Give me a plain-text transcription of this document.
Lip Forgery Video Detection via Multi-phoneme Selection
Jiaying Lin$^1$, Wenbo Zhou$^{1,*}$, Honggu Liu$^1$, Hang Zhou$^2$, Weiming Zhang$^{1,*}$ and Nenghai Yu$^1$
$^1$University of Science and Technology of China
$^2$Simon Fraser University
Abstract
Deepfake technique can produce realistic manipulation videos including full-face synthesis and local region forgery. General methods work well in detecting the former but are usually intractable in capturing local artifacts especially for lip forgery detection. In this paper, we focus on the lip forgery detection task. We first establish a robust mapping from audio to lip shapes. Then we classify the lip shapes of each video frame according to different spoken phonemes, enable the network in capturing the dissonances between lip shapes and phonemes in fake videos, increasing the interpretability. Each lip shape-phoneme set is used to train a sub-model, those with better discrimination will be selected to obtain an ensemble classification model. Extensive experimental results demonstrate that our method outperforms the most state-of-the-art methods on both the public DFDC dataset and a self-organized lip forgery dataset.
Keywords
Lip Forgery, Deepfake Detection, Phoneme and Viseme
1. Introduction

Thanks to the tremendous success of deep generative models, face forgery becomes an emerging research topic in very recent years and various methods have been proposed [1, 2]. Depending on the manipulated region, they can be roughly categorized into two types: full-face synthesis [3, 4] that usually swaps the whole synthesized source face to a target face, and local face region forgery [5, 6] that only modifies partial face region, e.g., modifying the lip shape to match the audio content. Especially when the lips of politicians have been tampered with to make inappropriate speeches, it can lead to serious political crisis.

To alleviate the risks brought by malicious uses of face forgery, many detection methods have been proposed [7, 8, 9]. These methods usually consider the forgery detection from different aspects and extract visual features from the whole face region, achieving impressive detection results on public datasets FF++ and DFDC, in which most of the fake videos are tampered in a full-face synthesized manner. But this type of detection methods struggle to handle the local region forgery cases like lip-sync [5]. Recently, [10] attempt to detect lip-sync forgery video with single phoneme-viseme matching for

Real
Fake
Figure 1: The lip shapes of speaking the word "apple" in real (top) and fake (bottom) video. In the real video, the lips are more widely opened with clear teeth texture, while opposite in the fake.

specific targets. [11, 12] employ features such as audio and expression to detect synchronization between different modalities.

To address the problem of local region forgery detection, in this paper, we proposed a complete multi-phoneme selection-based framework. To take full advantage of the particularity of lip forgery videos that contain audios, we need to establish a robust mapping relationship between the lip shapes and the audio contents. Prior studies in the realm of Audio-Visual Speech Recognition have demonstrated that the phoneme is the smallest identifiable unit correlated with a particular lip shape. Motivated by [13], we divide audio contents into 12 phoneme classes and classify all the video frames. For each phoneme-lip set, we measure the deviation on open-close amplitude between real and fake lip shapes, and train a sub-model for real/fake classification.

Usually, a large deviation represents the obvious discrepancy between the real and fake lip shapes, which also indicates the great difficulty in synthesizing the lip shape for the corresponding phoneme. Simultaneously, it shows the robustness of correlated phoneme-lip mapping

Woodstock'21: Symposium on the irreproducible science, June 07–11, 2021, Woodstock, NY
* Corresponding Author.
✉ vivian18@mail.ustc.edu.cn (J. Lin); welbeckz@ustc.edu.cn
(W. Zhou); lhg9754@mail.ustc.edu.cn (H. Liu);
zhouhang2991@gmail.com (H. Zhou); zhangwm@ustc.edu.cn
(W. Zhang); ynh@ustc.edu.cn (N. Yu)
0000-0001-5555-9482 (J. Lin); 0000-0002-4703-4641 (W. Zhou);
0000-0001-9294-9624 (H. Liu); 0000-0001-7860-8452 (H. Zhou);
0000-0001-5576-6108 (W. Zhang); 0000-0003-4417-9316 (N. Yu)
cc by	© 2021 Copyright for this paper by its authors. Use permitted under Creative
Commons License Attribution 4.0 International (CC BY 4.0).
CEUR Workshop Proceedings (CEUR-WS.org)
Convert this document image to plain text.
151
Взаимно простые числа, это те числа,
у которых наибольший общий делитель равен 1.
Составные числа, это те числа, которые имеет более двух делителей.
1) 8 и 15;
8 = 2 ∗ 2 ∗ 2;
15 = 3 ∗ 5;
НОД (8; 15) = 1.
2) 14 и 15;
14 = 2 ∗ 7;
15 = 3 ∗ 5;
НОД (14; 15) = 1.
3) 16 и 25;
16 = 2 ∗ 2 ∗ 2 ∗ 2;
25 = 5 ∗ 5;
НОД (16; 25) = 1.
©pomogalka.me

■ ■ ■ ■ ■

Copy out every line in the listing where the word "document" appears.

OUTPUT BELOW:
Give me a plain-text transcription of this document.
Convert this document image to plain text.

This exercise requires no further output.